# Goal:
Scan the material below for lines with the word "Style" and report how many there are, with nothing added.

# Material supplied:

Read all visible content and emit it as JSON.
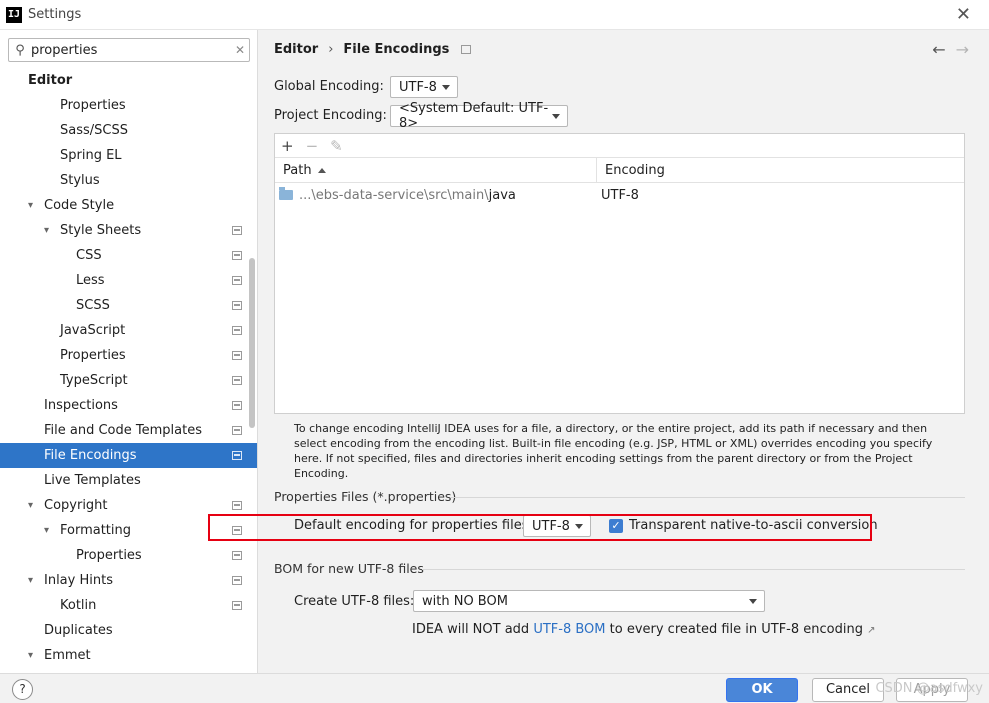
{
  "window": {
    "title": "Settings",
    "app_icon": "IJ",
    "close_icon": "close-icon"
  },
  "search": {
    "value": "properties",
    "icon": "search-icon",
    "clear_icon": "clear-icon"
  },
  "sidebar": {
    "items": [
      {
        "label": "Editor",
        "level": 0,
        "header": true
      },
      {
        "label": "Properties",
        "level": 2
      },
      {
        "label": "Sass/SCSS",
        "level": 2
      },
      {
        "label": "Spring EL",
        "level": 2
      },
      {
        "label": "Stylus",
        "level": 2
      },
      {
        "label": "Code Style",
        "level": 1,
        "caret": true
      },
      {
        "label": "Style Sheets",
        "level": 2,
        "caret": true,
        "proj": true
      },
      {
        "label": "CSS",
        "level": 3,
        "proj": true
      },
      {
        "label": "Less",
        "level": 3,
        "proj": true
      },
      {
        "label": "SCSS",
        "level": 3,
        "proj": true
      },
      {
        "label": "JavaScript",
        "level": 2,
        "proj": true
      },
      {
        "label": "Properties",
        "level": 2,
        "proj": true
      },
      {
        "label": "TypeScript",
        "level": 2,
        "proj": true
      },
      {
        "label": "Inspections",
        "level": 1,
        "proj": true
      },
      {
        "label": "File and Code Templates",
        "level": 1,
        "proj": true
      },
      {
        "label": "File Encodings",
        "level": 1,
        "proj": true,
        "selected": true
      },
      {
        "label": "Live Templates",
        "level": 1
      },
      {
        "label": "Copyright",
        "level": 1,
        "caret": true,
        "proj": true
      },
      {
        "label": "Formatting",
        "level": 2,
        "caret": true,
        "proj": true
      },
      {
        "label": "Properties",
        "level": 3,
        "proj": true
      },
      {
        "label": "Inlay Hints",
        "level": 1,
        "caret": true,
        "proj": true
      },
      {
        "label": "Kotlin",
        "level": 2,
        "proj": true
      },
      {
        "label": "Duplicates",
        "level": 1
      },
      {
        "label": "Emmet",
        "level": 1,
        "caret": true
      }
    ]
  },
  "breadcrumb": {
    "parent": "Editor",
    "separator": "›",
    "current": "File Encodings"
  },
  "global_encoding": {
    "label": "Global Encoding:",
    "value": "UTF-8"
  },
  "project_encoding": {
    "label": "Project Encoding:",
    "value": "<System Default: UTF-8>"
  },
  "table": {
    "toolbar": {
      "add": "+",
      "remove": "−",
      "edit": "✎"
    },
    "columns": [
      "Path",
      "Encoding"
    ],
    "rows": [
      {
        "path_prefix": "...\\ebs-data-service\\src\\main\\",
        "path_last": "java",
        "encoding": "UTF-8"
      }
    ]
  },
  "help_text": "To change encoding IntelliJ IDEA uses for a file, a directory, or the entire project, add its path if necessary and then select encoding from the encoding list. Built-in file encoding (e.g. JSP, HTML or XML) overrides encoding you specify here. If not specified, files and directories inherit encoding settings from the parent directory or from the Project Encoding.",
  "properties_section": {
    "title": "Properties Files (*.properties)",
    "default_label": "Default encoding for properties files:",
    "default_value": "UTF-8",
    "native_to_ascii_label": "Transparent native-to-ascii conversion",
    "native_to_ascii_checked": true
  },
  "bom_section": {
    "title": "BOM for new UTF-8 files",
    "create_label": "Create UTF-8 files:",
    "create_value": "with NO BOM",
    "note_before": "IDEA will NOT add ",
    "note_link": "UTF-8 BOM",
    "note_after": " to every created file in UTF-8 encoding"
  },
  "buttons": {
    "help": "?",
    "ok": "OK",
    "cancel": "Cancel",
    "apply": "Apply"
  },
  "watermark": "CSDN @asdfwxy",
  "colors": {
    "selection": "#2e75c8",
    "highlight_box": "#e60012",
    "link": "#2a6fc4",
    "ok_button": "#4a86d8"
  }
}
* * *
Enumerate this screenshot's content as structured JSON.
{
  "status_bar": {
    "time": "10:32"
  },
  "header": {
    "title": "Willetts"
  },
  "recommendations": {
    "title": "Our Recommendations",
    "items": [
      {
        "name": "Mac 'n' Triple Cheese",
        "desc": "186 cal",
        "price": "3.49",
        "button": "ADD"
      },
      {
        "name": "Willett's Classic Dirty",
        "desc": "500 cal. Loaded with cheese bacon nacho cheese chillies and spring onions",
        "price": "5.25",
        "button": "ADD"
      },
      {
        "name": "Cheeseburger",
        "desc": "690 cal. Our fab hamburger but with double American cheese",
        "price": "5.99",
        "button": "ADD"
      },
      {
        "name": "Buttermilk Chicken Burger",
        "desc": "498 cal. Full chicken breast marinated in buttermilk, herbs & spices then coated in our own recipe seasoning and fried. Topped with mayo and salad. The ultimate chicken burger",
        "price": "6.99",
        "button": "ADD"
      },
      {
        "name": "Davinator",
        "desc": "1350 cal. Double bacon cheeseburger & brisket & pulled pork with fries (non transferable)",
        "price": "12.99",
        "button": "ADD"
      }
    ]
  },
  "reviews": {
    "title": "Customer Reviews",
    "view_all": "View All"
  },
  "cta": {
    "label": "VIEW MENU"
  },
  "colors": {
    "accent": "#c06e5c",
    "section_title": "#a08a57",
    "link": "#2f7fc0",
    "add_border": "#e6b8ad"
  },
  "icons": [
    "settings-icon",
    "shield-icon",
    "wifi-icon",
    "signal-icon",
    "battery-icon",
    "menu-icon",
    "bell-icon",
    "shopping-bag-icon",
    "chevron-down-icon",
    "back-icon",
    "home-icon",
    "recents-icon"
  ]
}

# The reply:
2